» **Task brief**
Reproduce each line of the material precisely.

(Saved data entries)
· · · · ·
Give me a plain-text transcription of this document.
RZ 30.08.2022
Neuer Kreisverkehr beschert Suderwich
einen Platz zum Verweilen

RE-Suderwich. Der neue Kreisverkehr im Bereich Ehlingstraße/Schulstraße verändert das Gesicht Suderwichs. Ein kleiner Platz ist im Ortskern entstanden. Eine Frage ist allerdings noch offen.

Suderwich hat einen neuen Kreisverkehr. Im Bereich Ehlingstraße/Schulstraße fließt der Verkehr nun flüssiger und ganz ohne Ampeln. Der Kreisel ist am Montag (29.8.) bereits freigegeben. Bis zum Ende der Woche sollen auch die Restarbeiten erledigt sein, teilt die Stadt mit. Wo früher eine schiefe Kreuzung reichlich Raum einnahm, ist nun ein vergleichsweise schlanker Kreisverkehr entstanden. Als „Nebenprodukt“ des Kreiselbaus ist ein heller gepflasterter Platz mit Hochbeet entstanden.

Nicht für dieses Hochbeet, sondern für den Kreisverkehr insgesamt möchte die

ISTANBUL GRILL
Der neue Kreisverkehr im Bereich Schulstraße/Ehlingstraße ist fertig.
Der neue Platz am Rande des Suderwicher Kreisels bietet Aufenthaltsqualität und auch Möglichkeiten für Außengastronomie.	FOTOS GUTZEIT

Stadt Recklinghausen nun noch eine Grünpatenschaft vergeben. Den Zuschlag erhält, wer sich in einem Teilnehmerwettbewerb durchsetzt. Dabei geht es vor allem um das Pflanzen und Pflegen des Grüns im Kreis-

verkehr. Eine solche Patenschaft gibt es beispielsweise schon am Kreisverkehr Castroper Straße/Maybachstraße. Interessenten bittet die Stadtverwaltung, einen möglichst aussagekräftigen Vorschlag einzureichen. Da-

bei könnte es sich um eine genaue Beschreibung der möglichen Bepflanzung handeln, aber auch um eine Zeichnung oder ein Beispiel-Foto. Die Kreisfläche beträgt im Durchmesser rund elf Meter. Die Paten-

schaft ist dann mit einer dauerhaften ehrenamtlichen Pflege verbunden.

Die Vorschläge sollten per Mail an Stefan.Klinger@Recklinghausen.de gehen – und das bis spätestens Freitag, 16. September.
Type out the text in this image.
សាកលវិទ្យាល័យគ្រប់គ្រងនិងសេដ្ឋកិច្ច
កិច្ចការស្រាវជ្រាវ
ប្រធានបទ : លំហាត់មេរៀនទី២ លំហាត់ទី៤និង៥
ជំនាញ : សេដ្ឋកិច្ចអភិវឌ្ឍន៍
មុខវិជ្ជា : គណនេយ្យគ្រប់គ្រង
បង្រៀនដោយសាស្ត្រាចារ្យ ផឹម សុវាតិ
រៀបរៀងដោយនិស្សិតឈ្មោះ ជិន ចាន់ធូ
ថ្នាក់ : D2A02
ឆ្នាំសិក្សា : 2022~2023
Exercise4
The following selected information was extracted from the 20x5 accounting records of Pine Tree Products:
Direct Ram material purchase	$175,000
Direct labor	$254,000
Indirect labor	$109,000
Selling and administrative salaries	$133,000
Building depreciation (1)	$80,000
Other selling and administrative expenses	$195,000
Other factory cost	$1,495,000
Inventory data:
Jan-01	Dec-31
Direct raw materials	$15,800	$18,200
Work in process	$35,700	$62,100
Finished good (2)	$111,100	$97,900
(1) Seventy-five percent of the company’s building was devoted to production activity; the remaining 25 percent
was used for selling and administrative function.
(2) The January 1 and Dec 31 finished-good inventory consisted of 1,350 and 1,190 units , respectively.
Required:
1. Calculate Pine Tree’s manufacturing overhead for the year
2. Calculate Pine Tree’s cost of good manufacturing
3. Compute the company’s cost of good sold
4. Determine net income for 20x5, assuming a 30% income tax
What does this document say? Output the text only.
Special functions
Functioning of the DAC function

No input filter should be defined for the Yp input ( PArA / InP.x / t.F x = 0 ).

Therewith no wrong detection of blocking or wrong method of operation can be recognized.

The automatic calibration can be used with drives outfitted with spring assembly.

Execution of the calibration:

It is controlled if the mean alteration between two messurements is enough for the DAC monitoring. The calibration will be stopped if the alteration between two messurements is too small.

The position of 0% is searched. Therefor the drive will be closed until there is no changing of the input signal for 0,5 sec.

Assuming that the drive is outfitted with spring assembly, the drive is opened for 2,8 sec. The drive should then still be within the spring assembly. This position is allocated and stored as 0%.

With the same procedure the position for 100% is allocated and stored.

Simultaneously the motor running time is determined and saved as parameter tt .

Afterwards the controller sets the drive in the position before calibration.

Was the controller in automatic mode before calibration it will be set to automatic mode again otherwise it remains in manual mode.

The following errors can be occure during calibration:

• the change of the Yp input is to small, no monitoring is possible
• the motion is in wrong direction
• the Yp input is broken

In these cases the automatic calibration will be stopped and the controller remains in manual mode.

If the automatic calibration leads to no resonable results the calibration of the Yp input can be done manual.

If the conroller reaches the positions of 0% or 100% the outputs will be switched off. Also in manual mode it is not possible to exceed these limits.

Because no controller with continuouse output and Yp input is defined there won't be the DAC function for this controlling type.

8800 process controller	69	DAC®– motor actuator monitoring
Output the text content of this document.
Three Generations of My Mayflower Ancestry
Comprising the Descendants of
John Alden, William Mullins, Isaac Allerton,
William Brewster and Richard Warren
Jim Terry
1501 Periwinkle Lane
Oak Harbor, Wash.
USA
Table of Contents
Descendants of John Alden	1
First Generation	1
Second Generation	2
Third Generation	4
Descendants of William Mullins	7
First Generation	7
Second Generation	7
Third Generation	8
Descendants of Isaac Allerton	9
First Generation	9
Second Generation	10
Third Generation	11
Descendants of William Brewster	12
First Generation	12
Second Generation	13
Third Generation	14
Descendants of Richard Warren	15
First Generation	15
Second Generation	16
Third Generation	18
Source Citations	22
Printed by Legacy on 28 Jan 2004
· · · · ·
» **Task answer**
Give me a plain-text transcription of this document.
RZ 30.08.2022
Neuer Kreisverkehr beschert Suderwich
einen Platz zum Verweilen

RE-Suderwich. Der neue Kreisverkehr im Bereich Ehlingstraße/Schulstraße verändert das Gesicht Suderwichs. Ein kleiner Platz ist im Ortskern entstanden. Eine Frage ist allerdings noch offen.

Suderwich hat einen neuen Kreisverkehr. Im Bereich Ehlingstraße/Schulstraße fließt der Verkehr nun flüssiger und ganz ohne Ampeln. Der Kreisel ist am Montag (29.8.) bereits freigegeben. Bis zum Ende der Woche sollen auch die Restarbeiten erledigt sein, teilt die Stadt mit. Wo früher eine schiefe Kreuzung reichlich Raum einnahm, ist nun ein vergleichsweise schlanker Kreisverkehr entstanden. Als „Nebenprodukt“ des Kreiselbaus ist ein heller gepflasterter Platz mit Hochbeet entstanden.

Nicht für dieses Hochbeet, sondern für den Kreisverkehr insgesamt möchte die

ISTANBUL GRILL
Der neue Kreisverkehr im Bereich Schulstraße/Ehlingstraße ist fertig.
Der neue Platz am Rande des Suderwicher Kreisels bietet Aufenthaltsqualität und auch Möglichkeiten für Außengastronomie.	FOTOS GUTZEIT

Stadt Recklinghausen nun noch eine Grünpatenschaft vergeben. Den Zuschlag erhält, wer sich in einem Teilnehmerwettbewerb durchsetzt. Dabei geht es vor allem um das Pflanzen und Pflegen des Grüns im Kreis-

verkehr. Eine solche Patenschaft gibt es beispielsweise schon am Kreisverkehr Castroper Straße/Maybachstraße. Interessenten bittet die Stadtverwaltung, einen möglichst aussagekräftigen Vorschlag einzureichen. Da-

bei könnte es sich um eine genaue Beschreibung der möglichen Bepflanzung handeln, aber auch um eine Zeichnung oder ein Beispiel-Foto. Die Kreisfläche beträgt im Durchmesser rund elf Meter. Die Paten-

schaft ist dann mit einer dauerhaften ehrenamtlichen Pflege verbunden.

Die Vorschläge sollten per Mail an Stefan.Klinger@Recklinghausen.de gehen – und das bis spätestens Freitag, 16. September.
Type out the text in this image.
សាកលវិទ្យាល័យគ្រប់គ្រងនិងសេដ្ឋកិច្ច
កិច្ចការស្រាវជ្រាវ
ប្រធានបទ : លំហាត់មេរៀនទី២ លំហាត់ទី៤និង៥
ជំនាញ : សេដ្ឋកិច្ចអភិវឌ្ឍន៍
មុខវិជ្ជា : គណនេយ្យគ្រប់គ្រង
បង្រៀនដោយសាស្ត្រាចារ្យ ផឹម សុវាតិ
រៀបរៀងដោយនិស្សិតឈ្មោះ ជិន ចាន់ធូ
ថ្នាក់ : D2A02
ឆ្នាំសិក្សា : 2022~2023
Exercise4
The following selected information was extracted from the 20x5 accounting records of Pine Tree Products:
Direct Ram material purchase	$175,000
Direct labor	$254,000
Indirect labor	$109,000
Selling and administrative salaries	$133,000
Building depreciation (1)	$80,000
Other selling and administrative expenses	$195,000
Other factory cost	$1,495,000
Inventory data:
Jan-01	Dec-31
Direct raw materials	$15,800	$18,200
Work in process	$35,700	$62,100
Finished good (2)	$111,100	$97,900
(1) Seventy-five percent of the company’s building was devoted to production activity; the remaining 25 percent
was used for selling and administrative function.
(2) The January 1 and Dec 31 finished-good inventory consisted of 1,350 and 1,190 units , respectively.
Required:
1. Calculate Pine Tree’s manufacturing overhead for the year
2. Calculate Pine Tree’s cost of good manufacturing
3. Compute the company’s cost of good sold
4. Determine net income for 20x5, assuming a 30% income tax
What does this document say? Output the text only.
Special functions
Functioning of the DAC function

No input filter should be defined for the Yp input ( PArA / InP.x / t.F x = 0 ).

Therewith no wrong detection of blocking or wrong method of operation can be recognized.

The automatic calibration can be used with drives outfitted with spring assembly.

Execution of the calibration:

It is controlled if the mean alteration between two messurements is enough for the DAC monitoring. The calibration will be stopped if the alteration between two messurements is too small.

The position of 0% is searched. Therefor the drive will be closed until there is no changing of the input signal for 0,5 sec.

Assuming that the drive is outfitted with spring assembly, the drive is opened for 2,8 sec. The drive should then still be within the spring assembly. This position is allocated and stored as 0%.

With the same procedure the position for 100% is allocated and stored.

Simultaneously the motor running time is determined and saved as parameter tt .

Afterwards the controller sets the drive in the position before calibration.

Was the controller in automatic mode before calibration it will be set to automatic mode again otherwise it remains in manual mode.

The following errors can be occure during calibration:

• the change of the Yp input is to small, no monitoring is possible
• the motion is in wrong direction
• the Yp input is broken

In these cases the automatic calibration will be stopped and the controller remains in manual mode.

If the automatic calibration leads to no resonable results the calibration of the Yp input can be done manual.

If the conroller reaches the positions of 0% or 100% the outputs will be switched off. Also in manual mode it is not possible to exceed these limits.

Because no controller with continuouse output and Yp input is defined there won't be the DAC function for this controlling type.

8800 process controller	69	DAC®– motor actuator monitoring
Output the text content of this document.
Three Generations of My Mayflower Ancestry
Comprising the Descendants of
John Alden, William Mullins, Isaac Allerton,
William Brewster and Richard Warren
Jim Terry
1501 Periwinkle Lane
Oak Harbor, Wash.
USA
Table of Contents
Descendants of John Alden	1
First Generation	1
Second Generation	2
Third Generation	4
Descendants of William Mullins	7
First Generation	7
Second Generation	7
Third Generation	8
Descendants of Isaac Allerton	9
First Generation	9
Second Generation	10
Third Generation	11
Descendants of William Brewster	12
First Generation	12
Second Generation	13
Third Generation	14
Descendants of Richard Warren	15
First Generation	15
Second Generation	16
Third Generation	18
Source Citations	22
Printed by Legacy on 28 Jan 2004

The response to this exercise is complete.